Records for processing:
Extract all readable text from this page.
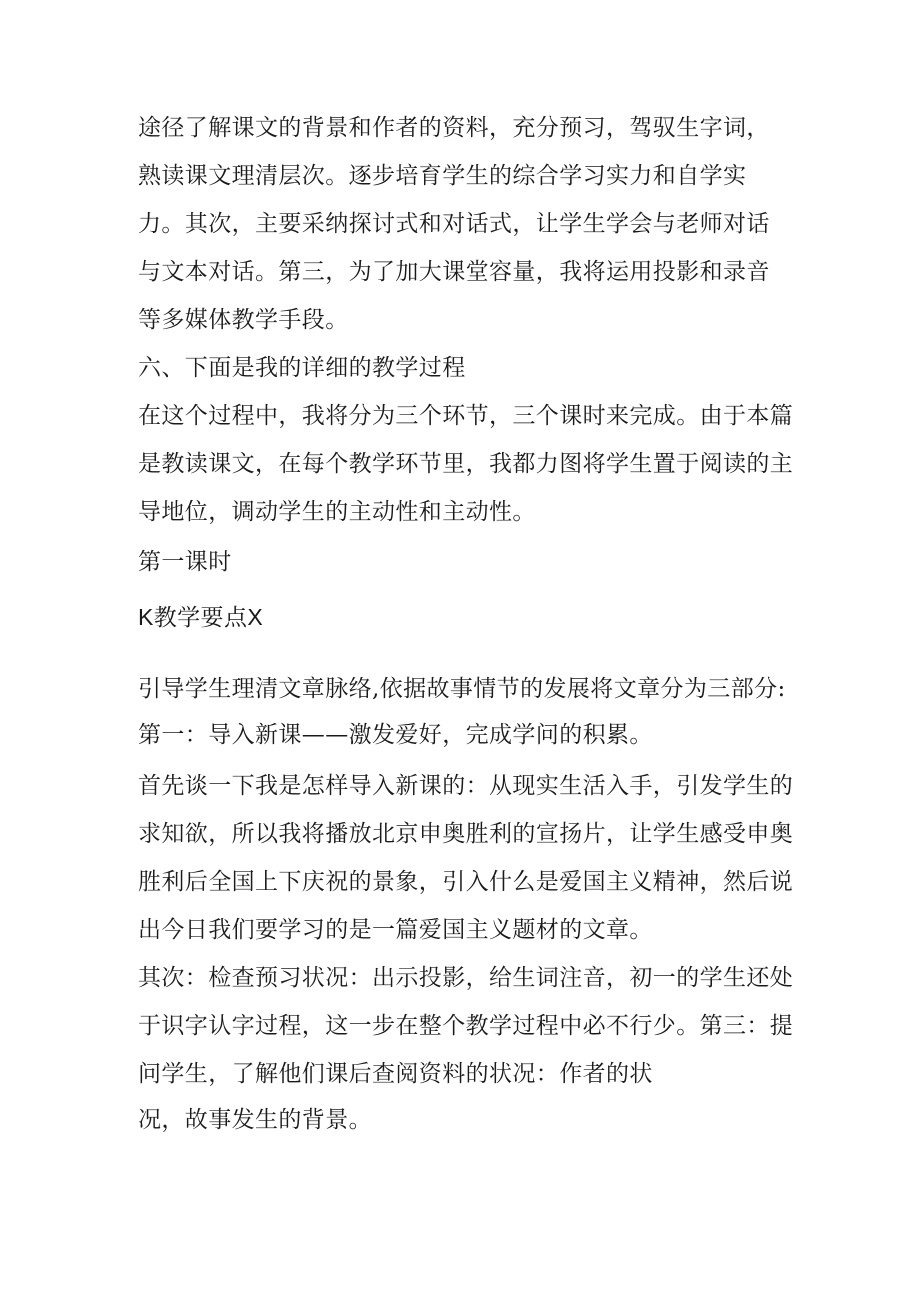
途径了解课文的背景和作者的资料，充分预习，驾驭生字词，

熟读课文理清层次。逐步培育学生的综合学习实力和自学实

力。其次，主要采纳探讨式和对话式，让学生学会与老师对话

与文本对话。第三，为了加大课堂容量，我将运用投影和录音

等多媒体教学手段。

六、下面是我的详细的教学过程

在这个过程中，我将分为三个环节，三个课时来完成。由于本篇

是教读课文，在每个教学环节里，我都力图将学生置于阅读的主

导地位，调动学生的主动性和主动性。

第一课时

K教学要点X

引导学生理清文章脉络,依据故事情节的发展将文章分为三部分:

第一：导入新课——激发爱好，完成学问的积累。

首先谈一下我是怎样导入新课的：从现实生活入手，引发学生的

求知欲，所以我将播放北京申奥胜利的宣扬片，让学生感受申奥

胜利后全国上下庆祝的景象，引入什么是爱国主义精神，然后说

出今日我们要学习的是一篇爱国主义题材的文章。

其次：检查预习状况：出示投影，给生词注音，初一的学生还处

于识字认字过程，这一步在整个教学过程中必不行少。第三：提

问学生，了解他们课后查阅资料的状况：作者的状

况，故事发生的背景。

Written exercise: From the records given above, reproduce all text exactly and exclude each picture.

Task result:
Extract all readable text from this page.
途径了解课文的背景和作者的资料，充分预习，驾驭生字词，

熟读课文理清层次。逐步培育学生的综合学习实力和自学实

力。其次，主要采纳探讨式和对话式，让学生学会与老师对话

与文本对话。第三，为了加大课堂容量，我将运用投影和录音

等多媒体教学手段。

六、下面是我的详细的教学过程

在这个过程中，我将分为三个环节，三个课时来完成。由于本篇

是教读课文，在每个教学环节里，我都力图将学生置于阅读的主

导地位，调动学生的主动性和主动性。

第一课时

K教学要点X

引导学生理清文章脉络,依据故事情节的发展将文章分为三部分:

第一：导入新课——激发爱好，完成学问的积累。

首先谈一下我是怎样导入新课的：从现实生活入手，引发学生的

求知欲，所以我将播放北京申奥胜利的宣扬片，让学生感受申奥

胜利后全国上下庆祝的景象，引入什么是爱国主义精神，然后说

出今日我们要学习的是一篇爱国主义题材的文章。

其次：检查预习状况：出示投影，给生词注音，初一的学生还处

于识字认字过程，这一步在整个教学过程中必不行少。第三：提

问学生，了解他们课后查阅资料的状况：作者的状

况，故事发生的背景。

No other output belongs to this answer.